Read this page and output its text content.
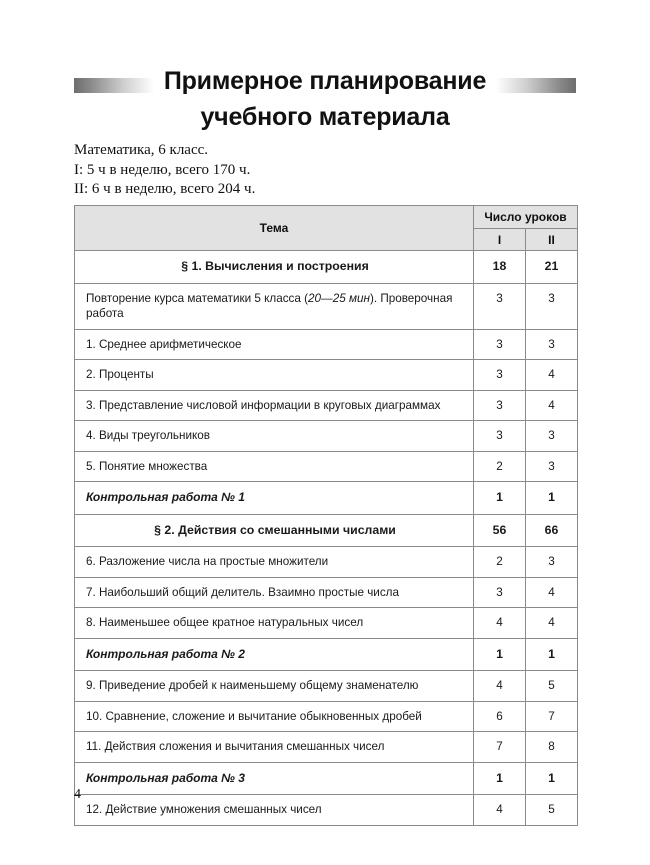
Примерное планирование
учебного материала
Математика, 6 класс.
I: 5 ч в неделю, всего 170 ч.
II: 6 ч в неделю, всего 204 ч.
Тема	Число уроков	
	I	II
§ 1. Вычисления и построения	18	21
Повторение курса математики 5 класса (20—25 мин). Проверочная работа	3	3
1. Среднее арифметическое	3	3
2. Проценты	3	4
3. Представление числовой информации в круговых диаграммах	3	4
4. Виды треугольников	3	3
5. Понятие множества	2	3
Контрольная работа № 1	1	1
§ 2. Действия со смешанными числами	56	66
6. Разложение числа на простые множители	2	3
7. Наибольший общий делитель. Взаимно простые числа	3	4
8. Наименьшее общее кратное натуральных чисел	4	4
Контрольная работа № 2	1	1
9. Приведение дробей к наименьшему общему знаменателю	4	5
10. Сравнение, сложение и вычитание обыкновенных дробей	6	7
11. Действия сложения и вычитания смешанных чисел	7	8
Контрольная работа № 3	1	1
12. Действие умножения смешанных чисел	4	5
4
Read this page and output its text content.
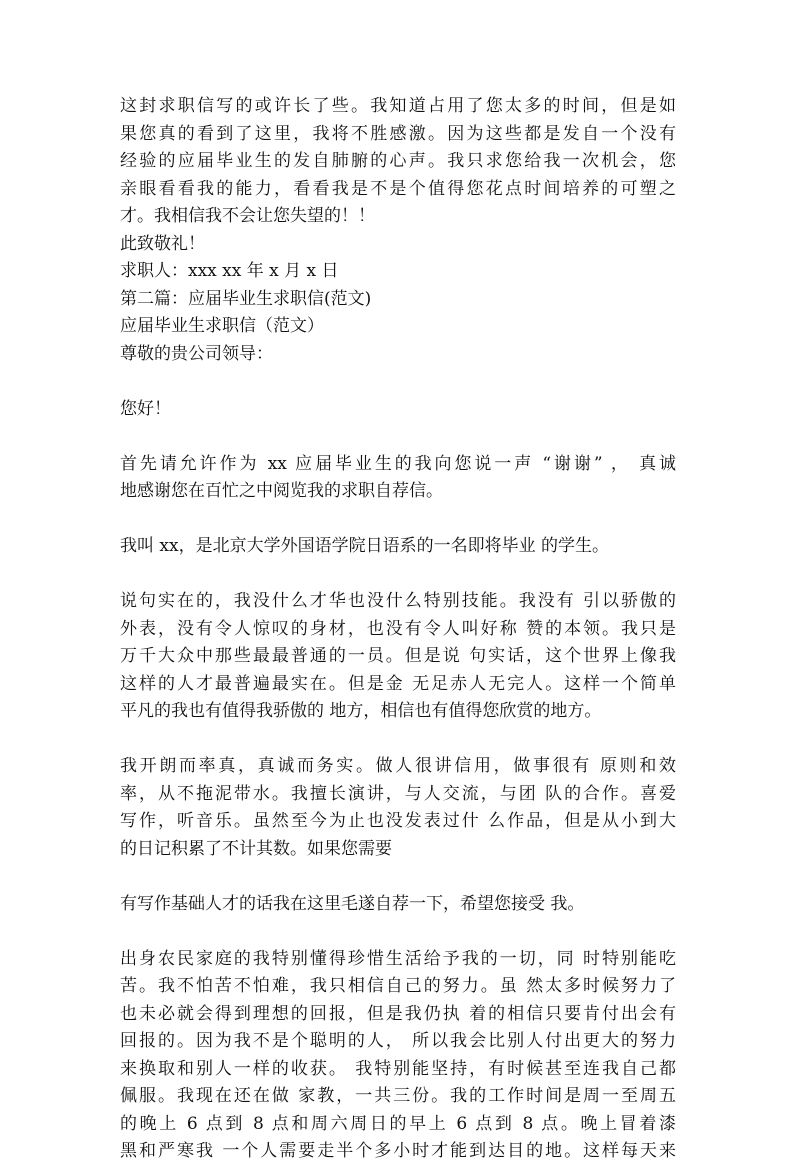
这封求职信写的或许长了些。我知道占用了您太多的时间，但是如
果您真的看到了这里，我将不胜感激。因为这些都是发自一个没有
经验的应届毕业生的发自肺腑的心声。我只求您给我一次机会，您
亲眼看看我的能力，看看我是不是个值得您花点时间培养的可塑之
才。我相信我不会让您失望的！！
此致敬礼！
求职人：xxx xx 年 x 月 x 日
第二篇：应届毕业生求职信(范文)
应届毕业生求职信（范文）
尊敬的贵公司领导：
您好！
首先请允许作为 xx 应届毕业生的我向您说一声 “谢谢” ， 真诚
地感谢您在百忙之中阅览我的求职自荐信。
我叫 xx，是北京大学外国语学院日语系的一名即将毕业 的学生。
说句实在的，我没什么才华也没什么特别技能。我没有 引以骄傲的
外表，没有令人惊叹的身材，也没有令人叫好称 赞的本领。我只是
万千大众中那些最最普通的一员。但是说 句实话，这个世界上像我
这样的人才最普遍最实在。但是金 无足赤人无完人。这样一个简单
平凡的我也有值得我骄傲的 地方，相信也有值得您欣赏的地方。
我开朗而率真，真诚而务实。做人很讲信用，做事很有 原则和效
率，从不拖泥带水。我擅长演讲，与人交流，与团 队的合作。喜爱
写作，听音乐。虽然至今为止也没发表过什 么作品，但是从小到大
的日记积累了不计其数。如果您需要
有写作基础人才的话我在这里毛遂自荐一下，希望您接受 我。
出身农民家庭的我特别懂得珍惜生活给予我的一切，同 时特别能吃
苦。我不怕苦不怕难，我只相信自己的努力。虽 然太多时候努力了
也未必就会得到理想的回报，但是我仍执 着的相信只要肯付出会有
回报的。因为我不是个聪明的人， 所以我会比别人付出更大的努力
来换取和别人一样的收获。 我特别能坚持，有时候甚至连我自己都
佩服。我现在还在做 家教，一共三份。我的工作时间是周一至周五
的晚上 6 点到 8 点和周六周日的早上 6 点到 8 点。晚上冒着漆
黑和严寒我 一个人需要走半个多小时才能到达目的地。这样每天来
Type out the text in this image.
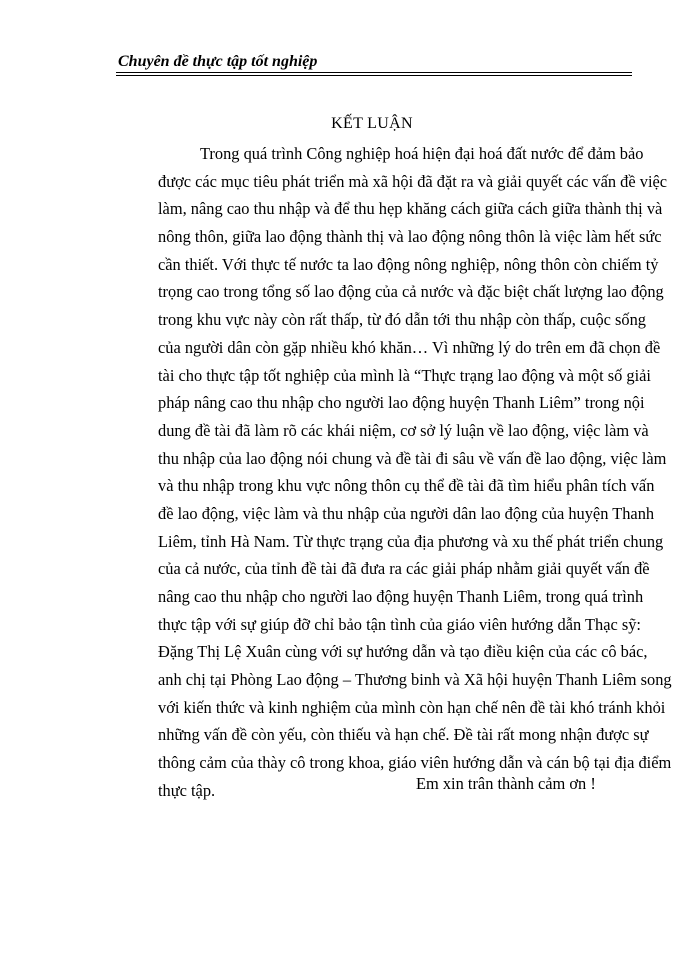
Chuyên đề thực tập tốt nghiệp
KẾT LUẬN
Trong quá trình Công nghiệp hoá hiện đại hoá đất nước để đảm bảo
được các mục tiêu phát triển mà xã hội đã đặt ra và giải quyết các vấn đề việc
làm, nâng cao thu nhập và để thu hẹp khăng cách giữa cách giữa thành thị và
nông thôn, giữa lao động thành thị và lao động nông thôn là việc làm hết sức
cần thiết. Với thực tế nước ta lao động nông nghiệp, nông thôn còn chiếm tỷ
trọng cao trong tổng số lao động của cả nước và đặc biệt chất lượng lao động
trong khu vực này còn rất thấp, từ đó dẫn tới thu nhập còn thấp, cuộc sống
của người dân còn gặp nhiều khó khăn… Vì những lý do trên em đã chọn đề
tài cho thực tập tốt nghiệp của mình là “Thực trạng lao động và một số giải
pháp nâng cao thu nhập cho người lao động huyện Thanh Liêm” trong nội
dung đề tài đã làm rõ các khái niệm, cơ sở lý luận về lao động, việc làm và
thu nhập của lao động nói chung và đề tài đi sâu về vấn đề lao động, việc làm
và thu nhập trong khu vực nông thôn cụ thể đề tài đã tìm hiểu phân tích vấn
đề lao động, việc làm và thu nhập của người dân lao động của huyện Thanh
Liêm, tỉnh Hà Nam. Từ thực trạng của địa phương và xu thế phát triển chung
của cả nước, của tỉnh đề tài đã đưa ra các giải pháp nhằm giải quyết vấn đề
nâng cao thu nhập cho người lao động huyện Thanh Liêm, trong quá trình
thực tập với sự giúp đỡ chỉ bảo tận tình của giáo viên hướng dẫn Thạc sỹ:
Đặng Thị Lệ Xuân cùng với sự hướng dẫn và tạo điều kiện của các cô bác,
anh chị tại Phòng Lao động – Thương binh và Xã hội huyện Thanh Liêm song
với kiến thức và kinh nghiệm của mình còn hạn chế nên đề tài khó tránh khỏi
những vấn đề còn yếu, còn thiếu và hạn chế. Đề tài rất mong nhận được sự
thông cảm của thày cô trong khoa, giáo viên hướng dẫn và cán bộ tại địa điểm
thực tập.	Em xin trân thành cảm ơn !
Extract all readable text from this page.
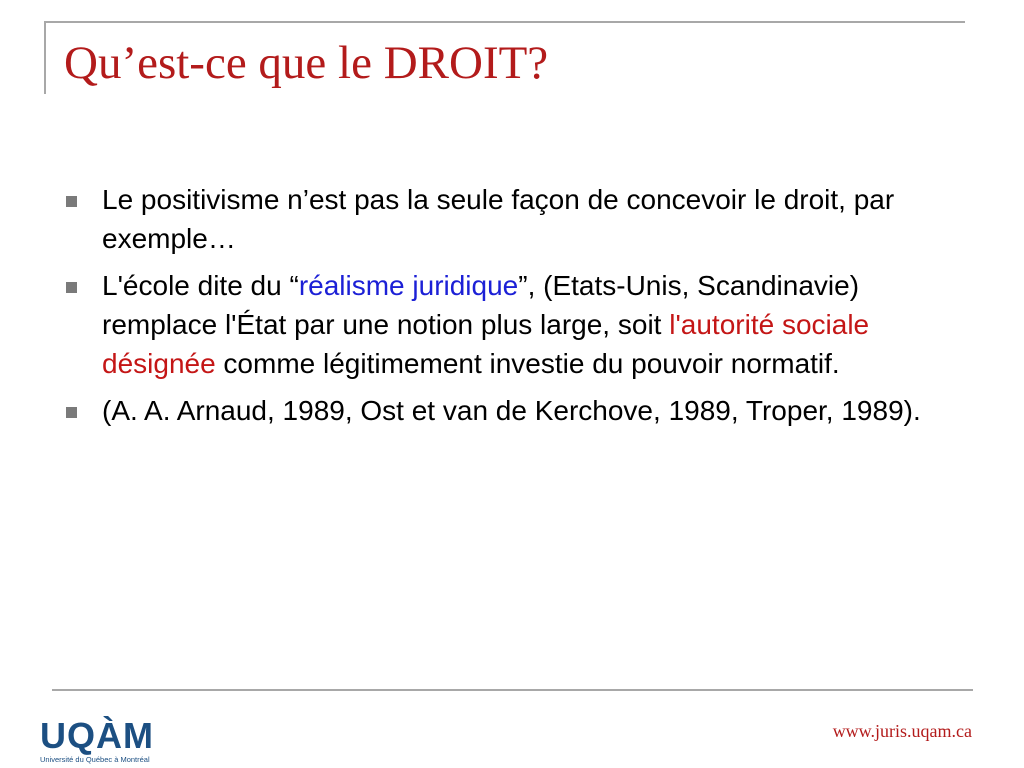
Qu’est-ce que le DROIT?
Le positivisme n’est pas la seule façon de concevoir le droit, par exemple…
L'école dite du “réalisme juridique”, (Etats-Unis, Scandinavie) remplace l'État par une notion plus large, soit l'autorité sociale désignée comme légitimement investie du pouvoir normatif.
(A. A. Arnaud, 1989, Ost et van de Kerchove, 1989, Troper, 1989).
UQÀM
Université du Québec à Montréal
www.juris.uqam.ca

WHAT YOU SHOULD DO:
Pull out every line of the records that includes the string "pháp".

RIGHT ANSWER:
pháp nâng cao thu nhập cho người lao động huyện Thanh Liêm” trong nội
của cả nước, của tỉnh đề tài đã đưa ra các giải pháp nhằm giải quyết vấn đề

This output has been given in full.